Data items:
[start]

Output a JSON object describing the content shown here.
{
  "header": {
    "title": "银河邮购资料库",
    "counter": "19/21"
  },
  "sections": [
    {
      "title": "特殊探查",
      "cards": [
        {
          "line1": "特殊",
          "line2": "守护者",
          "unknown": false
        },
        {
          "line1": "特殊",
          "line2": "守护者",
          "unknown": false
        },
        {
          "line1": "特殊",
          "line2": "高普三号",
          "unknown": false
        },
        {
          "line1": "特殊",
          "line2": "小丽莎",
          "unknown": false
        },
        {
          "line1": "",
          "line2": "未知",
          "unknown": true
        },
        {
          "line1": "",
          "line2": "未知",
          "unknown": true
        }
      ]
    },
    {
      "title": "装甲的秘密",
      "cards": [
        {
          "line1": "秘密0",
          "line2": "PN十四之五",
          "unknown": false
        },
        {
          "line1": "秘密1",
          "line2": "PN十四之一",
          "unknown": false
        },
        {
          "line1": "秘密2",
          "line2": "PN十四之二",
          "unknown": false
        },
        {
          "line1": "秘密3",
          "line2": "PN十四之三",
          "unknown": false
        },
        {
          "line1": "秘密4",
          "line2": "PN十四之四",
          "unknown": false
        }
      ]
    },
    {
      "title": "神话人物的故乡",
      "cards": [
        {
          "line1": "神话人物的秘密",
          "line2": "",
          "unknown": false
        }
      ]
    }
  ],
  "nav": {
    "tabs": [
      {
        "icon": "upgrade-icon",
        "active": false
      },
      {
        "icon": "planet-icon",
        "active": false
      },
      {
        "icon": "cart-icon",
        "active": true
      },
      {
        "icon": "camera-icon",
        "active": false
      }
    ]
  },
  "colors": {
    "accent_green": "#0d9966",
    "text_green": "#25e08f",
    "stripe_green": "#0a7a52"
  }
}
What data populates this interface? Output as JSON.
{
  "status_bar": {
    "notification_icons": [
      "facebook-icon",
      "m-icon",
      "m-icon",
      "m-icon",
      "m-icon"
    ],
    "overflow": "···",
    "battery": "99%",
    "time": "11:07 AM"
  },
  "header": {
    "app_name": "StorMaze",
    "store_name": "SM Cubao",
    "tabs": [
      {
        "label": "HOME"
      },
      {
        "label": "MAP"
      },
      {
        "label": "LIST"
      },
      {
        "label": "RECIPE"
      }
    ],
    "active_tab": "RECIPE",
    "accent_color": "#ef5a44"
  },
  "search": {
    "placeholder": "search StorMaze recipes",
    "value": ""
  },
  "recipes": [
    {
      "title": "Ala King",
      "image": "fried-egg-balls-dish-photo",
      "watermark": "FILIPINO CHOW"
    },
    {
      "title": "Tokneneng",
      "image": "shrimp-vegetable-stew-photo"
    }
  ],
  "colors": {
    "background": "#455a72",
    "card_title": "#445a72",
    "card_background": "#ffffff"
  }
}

[end]

> [Exercise]: The required output is the exact sequence of lines from the one containing "What data populates" through the end of the listing, both endpoints included.

> [Answer to the problem]:
What data populates this interface? Output as JSON.
{
  "status_bar": {
    "notification_icons": [
      "facebook-icon",
      "m-icon",
      "m-icon",
      "m-icon",
      "m-icon"
    ],
    "overflow": "···",
    "battery": "99%",
    "time": "11:07 AM"
  },
  "header": {
    "app_name": "StorMaze",
    "store_name": "SM Cubao",
    "tabs": [
      {
        "label": "HOME"
      },
      {
        "label": "MAP"
      },
      {
        "label": "LIST"
      },
      {
        "label": "RECIPE"
      }
    ],
    "active_tab": "RECIPE",
    "accent_color": "#ef5a44"
  },
  "search": {
    "placeholder": "search StorMaze recipes",
    "value": ""
  },
  "recipes": [
    {
      "title": "Ala King",
      "image": "fried-egg-balls-dish-photo",
      "watermark": "FILIPINO CHOW"
    },
    {
      "title": "Tokneneng",
      "image": "shrimp-vegetable-stew-photo"
    }
  ],
  "colors": {
    "background": "#455a72",
    "card_title": "#445a72",
    "card_background": "#ffffff"
  }
}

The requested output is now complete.